◆ **WHAT TO WORK ON**
Find the line containing "Convert this screenshot" in the material below; copy that line and all following lines exactly.

◆ **A block of data**

╭──

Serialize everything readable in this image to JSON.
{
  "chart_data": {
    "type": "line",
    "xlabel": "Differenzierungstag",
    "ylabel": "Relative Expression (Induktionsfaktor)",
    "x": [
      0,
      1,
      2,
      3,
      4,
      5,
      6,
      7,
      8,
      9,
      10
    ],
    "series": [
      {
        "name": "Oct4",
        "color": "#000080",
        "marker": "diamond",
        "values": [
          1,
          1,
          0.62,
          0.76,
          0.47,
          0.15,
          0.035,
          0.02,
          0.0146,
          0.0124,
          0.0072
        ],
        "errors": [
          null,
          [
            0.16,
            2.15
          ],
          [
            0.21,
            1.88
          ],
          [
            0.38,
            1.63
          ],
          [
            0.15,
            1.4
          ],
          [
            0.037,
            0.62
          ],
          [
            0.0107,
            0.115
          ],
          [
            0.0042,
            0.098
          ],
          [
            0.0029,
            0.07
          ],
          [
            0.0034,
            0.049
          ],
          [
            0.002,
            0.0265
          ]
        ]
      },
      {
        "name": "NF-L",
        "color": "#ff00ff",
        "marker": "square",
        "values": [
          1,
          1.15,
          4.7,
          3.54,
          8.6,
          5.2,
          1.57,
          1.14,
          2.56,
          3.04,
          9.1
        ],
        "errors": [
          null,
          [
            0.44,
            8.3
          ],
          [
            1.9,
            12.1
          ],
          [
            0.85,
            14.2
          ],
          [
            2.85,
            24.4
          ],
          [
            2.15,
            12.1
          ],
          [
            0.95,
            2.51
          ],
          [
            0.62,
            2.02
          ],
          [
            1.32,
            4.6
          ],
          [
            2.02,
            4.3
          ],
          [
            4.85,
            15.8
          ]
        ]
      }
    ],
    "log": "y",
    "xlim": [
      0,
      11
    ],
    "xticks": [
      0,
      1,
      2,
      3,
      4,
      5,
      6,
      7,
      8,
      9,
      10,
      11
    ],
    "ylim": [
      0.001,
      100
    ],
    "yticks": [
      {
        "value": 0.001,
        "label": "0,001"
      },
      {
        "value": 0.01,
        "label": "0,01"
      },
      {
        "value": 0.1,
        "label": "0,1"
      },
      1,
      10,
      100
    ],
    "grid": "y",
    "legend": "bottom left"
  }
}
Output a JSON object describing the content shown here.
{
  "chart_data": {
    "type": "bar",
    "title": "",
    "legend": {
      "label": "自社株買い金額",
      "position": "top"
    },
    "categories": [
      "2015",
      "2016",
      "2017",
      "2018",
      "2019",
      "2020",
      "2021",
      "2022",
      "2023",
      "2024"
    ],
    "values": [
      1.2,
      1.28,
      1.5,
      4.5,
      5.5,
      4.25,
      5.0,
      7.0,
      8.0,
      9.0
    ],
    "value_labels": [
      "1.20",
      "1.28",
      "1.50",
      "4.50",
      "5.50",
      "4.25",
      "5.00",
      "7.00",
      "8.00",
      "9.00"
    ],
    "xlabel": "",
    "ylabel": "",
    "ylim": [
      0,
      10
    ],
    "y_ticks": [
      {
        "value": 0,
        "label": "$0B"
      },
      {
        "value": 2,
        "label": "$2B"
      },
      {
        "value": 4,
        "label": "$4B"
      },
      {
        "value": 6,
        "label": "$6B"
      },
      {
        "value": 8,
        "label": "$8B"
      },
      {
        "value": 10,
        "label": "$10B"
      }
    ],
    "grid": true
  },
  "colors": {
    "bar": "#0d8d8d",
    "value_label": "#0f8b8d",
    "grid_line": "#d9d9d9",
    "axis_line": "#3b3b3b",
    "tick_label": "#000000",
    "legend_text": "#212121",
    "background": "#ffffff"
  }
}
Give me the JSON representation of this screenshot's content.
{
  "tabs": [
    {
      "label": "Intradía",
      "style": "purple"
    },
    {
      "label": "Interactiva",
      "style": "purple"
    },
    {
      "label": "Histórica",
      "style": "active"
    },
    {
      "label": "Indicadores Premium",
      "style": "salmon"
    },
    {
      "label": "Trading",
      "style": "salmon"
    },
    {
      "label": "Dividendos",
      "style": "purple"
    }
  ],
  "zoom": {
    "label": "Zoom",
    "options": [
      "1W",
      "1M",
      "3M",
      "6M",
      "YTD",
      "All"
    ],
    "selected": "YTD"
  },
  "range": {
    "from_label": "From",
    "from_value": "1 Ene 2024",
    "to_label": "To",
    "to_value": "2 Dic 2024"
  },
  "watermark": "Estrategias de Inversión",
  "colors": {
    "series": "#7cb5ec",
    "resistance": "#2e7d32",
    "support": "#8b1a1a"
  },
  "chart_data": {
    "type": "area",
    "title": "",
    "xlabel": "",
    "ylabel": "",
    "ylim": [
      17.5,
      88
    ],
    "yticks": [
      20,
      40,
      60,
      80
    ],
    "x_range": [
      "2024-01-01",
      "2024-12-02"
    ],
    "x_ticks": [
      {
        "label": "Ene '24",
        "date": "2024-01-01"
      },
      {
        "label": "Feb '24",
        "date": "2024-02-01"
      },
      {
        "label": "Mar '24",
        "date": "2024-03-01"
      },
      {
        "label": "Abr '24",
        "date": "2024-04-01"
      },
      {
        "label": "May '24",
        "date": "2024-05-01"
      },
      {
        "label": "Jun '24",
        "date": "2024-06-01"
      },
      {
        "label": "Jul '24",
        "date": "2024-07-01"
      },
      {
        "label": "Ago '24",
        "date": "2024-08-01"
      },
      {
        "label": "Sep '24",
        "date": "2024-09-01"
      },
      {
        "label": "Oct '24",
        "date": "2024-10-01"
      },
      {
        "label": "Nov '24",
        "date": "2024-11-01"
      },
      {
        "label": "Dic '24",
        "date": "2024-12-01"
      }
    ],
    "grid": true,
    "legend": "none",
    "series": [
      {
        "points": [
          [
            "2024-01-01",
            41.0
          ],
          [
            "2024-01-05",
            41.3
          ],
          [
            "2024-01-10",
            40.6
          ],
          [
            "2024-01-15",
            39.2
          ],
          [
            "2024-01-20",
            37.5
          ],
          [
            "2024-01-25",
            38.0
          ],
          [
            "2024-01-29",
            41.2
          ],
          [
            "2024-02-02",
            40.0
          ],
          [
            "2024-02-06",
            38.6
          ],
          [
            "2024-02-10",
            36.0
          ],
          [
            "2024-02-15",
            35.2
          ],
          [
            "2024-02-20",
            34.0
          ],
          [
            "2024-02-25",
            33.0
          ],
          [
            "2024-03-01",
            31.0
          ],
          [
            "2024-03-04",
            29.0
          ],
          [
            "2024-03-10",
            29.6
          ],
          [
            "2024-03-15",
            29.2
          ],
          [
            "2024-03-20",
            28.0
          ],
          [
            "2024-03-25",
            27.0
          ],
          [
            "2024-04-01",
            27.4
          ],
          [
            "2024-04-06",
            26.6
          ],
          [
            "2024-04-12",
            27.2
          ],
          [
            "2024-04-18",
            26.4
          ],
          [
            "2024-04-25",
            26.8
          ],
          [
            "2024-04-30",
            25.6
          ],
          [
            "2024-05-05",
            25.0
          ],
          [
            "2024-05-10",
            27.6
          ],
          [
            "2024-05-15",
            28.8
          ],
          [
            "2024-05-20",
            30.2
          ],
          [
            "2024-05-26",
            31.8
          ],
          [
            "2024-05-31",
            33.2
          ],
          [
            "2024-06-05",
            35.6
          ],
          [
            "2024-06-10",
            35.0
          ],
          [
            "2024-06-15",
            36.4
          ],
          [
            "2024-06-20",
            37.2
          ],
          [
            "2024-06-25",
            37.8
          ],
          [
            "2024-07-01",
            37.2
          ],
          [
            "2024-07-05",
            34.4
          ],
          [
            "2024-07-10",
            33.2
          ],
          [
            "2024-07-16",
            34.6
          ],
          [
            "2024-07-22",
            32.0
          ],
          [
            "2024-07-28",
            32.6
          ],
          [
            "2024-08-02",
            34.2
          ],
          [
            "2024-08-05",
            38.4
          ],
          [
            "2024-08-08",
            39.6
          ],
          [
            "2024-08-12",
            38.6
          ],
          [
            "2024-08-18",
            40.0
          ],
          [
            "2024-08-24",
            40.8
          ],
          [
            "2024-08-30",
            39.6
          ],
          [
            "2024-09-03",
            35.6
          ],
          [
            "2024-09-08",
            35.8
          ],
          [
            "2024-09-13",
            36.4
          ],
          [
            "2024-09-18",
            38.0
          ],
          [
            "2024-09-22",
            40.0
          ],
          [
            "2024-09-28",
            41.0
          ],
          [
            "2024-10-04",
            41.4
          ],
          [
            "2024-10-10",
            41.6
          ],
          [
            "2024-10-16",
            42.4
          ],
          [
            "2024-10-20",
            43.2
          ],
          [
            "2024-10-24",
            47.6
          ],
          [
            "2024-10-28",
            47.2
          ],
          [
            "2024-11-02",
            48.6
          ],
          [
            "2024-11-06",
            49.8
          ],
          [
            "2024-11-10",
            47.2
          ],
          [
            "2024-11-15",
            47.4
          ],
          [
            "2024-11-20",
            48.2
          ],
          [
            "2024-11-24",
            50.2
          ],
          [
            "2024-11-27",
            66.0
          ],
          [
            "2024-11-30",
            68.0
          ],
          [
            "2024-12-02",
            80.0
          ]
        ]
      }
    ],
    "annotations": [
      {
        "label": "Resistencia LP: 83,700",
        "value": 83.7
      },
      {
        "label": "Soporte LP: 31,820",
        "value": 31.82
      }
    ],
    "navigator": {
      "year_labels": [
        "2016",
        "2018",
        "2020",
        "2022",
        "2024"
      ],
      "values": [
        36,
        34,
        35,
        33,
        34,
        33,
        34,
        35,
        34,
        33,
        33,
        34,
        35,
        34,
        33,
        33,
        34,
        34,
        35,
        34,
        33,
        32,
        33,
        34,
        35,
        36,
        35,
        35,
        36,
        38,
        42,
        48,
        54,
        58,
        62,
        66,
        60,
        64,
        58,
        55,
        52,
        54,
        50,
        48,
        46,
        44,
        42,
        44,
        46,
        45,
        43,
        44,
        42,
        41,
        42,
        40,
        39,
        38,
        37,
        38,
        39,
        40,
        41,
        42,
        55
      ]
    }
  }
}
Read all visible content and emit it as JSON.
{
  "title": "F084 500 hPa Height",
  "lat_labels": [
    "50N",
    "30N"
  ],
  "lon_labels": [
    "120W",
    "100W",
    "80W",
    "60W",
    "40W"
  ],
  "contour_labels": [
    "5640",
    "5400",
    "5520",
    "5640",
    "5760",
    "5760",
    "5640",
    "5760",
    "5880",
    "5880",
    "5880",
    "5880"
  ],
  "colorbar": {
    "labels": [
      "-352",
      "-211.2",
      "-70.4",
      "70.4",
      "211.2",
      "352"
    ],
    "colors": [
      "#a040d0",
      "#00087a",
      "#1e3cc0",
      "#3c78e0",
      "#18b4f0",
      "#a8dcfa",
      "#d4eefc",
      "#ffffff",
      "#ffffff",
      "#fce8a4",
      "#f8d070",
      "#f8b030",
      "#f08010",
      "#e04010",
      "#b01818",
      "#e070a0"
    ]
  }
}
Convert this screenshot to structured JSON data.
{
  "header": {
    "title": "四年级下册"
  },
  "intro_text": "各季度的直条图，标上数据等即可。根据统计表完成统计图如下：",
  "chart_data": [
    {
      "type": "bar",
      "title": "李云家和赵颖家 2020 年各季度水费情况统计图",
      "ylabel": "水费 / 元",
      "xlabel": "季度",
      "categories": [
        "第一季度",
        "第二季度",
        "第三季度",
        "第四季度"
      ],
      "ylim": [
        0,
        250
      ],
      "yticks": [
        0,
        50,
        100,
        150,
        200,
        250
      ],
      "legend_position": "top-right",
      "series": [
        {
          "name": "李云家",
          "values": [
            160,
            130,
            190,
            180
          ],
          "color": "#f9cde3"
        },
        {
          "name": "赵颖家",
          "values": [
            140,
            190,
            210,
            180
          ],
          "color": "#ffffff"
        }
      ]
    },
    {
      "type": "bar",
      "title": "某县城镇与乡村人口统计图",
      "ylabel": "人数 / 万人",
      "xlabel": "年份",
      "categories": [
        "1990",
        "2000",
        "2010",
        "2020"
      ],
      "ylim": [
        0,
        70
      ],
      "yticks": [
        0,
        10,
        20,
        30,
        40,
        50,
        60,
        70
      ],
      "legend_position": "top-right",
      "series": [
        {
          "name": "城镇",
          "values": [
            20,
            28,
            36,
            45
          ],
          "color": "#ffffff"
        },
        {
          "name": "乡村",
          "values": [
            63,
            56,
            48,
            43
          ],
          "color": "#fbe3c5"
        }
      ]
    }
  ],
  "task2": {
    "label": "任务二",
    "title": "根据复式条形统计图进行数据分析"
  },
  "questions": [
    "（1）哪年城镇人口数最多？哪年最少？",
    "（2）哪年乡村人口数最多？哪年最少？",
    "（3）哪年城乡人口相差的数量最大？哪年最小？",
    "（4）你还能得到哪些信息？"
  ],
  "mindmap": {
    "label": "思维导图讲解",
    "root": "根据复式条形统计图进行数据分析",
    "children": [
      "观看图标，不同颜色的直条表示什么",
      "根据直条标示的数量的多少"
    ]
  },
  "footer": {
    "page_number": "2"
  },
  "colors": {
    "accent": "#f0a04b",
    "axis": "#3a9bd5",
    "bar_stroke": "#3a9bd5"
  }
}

╰──

◆ **FINAL ANSWER**
Convert this screenshot to structured JSON data.
{
  "header": {
    "title": "四年级下册"
  },
  "intro_text": "各季度的直条图，标上数据等即可。根据统计表完成统计图如下：",
  "chart_data": [
    {
      "type": "bar",
      "title": "李云家和赵颖家 2020 年各季度水费情况统计图",
      "ylabel": "水费 / 元",
      "xlabel": "季度",
      "categories": [
        "第一季度",
        "第二季度",
        "第三季度",
        "第四季度"
      ],
      "ylim": [
        0,
        250
      ],
      "yticks": [
        0,
        50,
        100,
        150,
        200,
        250
      ],
      "legend_position": "top-right",
      "series": [
        {
          "name": "李云家",
          "values": [
            160,
            130,
            190,
            180
          ],
          "color": "#f9cde3"
        },
        {
          "name": "赵颖家",
          "values": [
            140,
            190,
            210,
            180
          ],
          "color": "#ffffff"
        }
      ]
    },
    {
      "type": "bar",
      "title": "某县城镇与乡村人口统计图",
      "ylabel": "人数 / 万人",
      "xlabel": "年份",
      "categories": [
        "1990",
        "2000",
        "2010",
        "2020"
      ],
      "ylim": [
        0,
        70
      ],
      "yticks": [
        0,
        10,
        20,
        30,
        40,
        50,
        60,
        70
      ],
      "legend_position": "top-right",
      "series": [
        {
          "name": "城镇",
          "values": [
            20,
            28,
            36,
            45
          ],
          "color": "#ffffff"
        },
        {
          "name": "乡村",
          "values": [
            63,
            56,
            48,
            43
          ],
          "color": "#fbe3c5"
        }
      ]
    }
  ],
  "task2": {
    "label": "任务二",
    "title": "根据复式条形统计图进行数据分析"
  },
  "questions": [
    "（1）哪年城镇人口数最多？哪年最少？",
    "（2）哪年乡村人口数最多？哪年最少？",
    "（3）哪年城乡人口相差的数量最大？哪年最小？",
    "（4）你还能得到哪些信息？"
  ],
  "mindmap": {
    "label": "思维导图讲解",
    "root": "根据复式条形统计图进行数据分析",
    "children": [
      "观看图标，不同颜色的直条表示什么",
      "根据直条标示的数量的多少"
    ]
  },
  "footer": {
    "page_number": "2"
  },
  "colors": {
    "accent": "#f0a04b",
    "axis": "#3a9bd5",
    "bar_stroke": "#3a9bd5"
  }
}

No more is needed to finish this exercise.